* **SUPPLIED ENTRIES**:
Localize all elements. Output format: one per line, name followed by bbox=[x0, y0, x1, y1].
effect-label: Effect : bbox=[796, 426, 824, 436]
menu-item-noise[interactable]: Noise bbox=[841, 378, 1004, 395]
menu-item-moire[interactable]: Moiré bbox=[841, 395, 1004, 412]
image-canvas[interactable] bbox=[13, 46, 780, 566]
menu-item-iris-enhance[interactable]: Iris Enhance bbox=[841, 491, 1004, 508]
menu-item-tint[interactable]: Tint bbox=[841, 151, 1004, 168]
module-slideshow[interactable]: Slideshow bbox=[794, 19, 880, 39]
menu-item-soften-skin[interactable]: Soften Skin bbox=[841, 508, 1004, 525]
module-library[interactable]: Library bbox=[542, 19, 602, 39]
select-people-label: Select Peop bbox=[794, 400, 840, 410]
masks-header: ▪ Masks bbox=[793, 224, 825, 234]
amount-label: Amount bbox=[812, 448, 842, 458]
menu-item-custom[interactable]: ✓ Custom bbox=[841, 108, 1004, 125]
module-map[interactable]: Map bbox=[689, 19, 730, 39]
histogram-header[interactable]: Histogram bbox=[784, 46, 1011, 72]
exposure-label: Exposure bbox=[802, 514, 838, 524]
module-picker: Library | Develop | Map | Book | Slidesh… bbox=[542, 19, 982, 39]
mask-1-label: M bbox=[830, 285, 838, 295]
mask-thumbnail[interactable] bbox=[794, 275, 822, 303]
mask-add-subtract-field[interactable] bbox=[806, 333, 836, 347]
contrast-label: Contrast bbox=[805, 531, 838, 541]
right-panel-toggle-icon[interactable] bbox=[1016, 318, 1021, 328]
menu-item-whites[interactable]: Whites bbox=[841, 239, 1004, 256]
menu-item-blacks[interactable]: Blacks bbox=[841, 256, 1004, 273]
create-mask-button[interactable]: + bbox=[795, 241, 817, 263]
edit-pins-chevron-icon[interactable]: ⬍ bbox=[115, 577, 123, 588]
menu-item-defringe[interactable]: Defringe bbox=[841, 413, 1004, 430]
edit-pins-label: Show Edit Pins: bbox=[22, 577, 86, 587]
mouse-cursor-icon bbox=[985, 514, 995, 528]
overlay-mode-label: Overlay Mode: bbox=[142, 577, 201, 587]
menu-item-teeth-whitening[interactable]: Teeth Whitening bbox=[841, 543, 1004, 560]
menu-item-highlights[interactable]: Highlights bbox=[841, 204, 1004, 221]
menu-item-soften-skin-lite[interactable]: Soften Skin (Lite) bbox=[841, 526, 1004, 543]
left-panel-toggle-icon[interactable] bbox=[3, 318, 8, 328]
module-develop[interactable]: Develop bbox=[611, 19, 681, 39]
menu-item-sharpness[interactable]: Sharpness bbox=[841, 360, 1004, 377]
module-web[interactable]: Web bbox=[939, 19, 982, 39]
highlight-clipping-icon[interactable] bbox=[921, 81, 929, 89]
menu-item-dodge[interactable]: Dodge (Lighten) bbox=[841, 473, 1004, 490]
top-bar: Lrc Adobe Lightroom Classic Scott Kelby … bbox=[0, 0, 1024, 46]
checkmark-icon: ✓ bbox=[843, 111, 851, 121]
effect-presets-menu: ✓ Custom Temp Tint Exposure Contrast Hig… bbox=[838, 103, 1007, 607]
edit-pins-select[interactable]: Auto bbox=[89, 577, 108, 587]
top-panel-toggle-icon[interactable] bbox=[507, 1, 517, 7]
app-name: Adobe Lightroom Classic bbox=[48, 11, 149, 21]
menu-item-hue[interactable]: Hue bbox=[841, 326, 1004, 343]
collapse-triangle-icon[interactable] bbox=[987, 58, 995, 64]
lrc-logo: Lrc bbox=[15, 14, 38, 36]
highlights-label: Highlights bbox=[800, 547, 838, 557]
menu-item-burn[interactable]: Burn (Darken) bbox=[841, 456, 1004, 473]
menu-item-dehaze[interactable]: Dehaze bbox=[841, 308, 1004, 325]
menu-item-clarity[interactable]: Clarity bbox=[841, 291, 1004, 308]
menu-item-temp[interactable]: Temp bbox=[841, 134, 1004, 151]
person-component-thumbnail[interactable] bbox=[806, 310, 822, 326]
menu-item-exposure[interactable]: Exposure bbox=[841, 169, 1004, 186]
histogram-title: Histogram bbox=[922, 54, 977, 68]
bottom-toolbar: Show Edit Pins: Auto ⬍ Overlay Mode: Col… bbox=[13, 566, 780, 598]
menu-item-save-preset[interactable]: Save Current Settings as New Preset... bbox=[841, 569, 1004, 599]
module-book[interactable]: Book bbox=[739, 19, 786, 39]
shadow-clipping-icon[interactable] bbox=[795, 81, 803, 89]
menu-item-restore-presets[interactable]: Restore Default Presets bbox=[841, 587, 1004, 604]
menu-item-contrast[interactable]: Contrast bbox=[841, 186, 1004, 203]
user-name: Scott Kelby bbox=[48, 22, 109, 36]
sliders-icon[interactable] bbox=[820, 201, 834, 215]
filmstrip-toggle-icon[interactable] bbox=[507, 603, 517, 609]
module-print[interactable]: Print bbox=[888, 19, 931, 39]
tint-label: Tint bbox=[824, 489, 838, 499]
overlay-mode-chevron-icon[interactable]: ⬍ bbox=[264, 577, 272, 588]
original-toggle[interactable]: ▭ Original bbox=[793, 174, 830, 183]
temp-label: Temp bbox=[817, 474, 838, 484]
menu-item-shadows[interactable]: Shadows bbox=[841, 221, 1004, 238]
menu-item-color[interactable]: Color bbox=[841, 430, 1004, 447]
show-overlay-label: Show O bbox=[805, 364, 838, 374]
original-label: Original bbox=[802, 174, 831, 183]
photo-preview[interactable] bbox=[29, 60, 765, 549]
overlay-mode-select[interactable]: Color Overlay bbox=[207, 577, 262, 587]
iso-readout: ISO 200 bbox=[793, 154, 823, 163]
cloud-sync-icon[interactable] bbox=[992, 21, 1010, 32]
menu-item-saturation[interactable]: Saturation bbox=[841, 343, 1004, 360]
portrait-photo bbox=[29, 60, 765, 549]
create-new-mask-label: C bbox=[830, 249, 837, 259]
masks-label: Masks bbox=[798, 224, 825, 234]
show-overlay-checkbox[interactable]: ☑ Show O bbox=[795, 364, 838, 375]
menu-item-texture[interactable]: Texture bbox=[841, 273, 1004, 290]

* **TASK PROMPT**: Reproduce the records verbatim, from the first line through the line containing "menu-item-soften-skin[interactable]: Soften Skin", including both of those lines, and nothing else.

* **ANSWER TO THE TASK**:
Localize all elements. Output format: one per line, name followed by bbox=[x0, y0, x1, y1].
effect-label: Effect : bbox=[796, 426, 824, 436]
menu-item-noise[interactable]: Noise bbox=[841, 378, 1004, 395]
menu-item-moire[interactable]: Moiré bbox=[841, 395, 1004, 412]
image-canvas[interactable] bbox=[13, 46, 780, 566]
menu-item-iris-enhance[interactable]: Iris Enhance bbox=[841, 491, 1004, 508]
menu-item-tint[interactable]: Tint bbox=[841, 151, 1004, 168]
module-slideshow[interactable]: Slideshow bbox=[794, 19, 880, 39]
menu-item-soften-skin[interactable]: Soften Skin bbox=[841, 508, 1004, 525]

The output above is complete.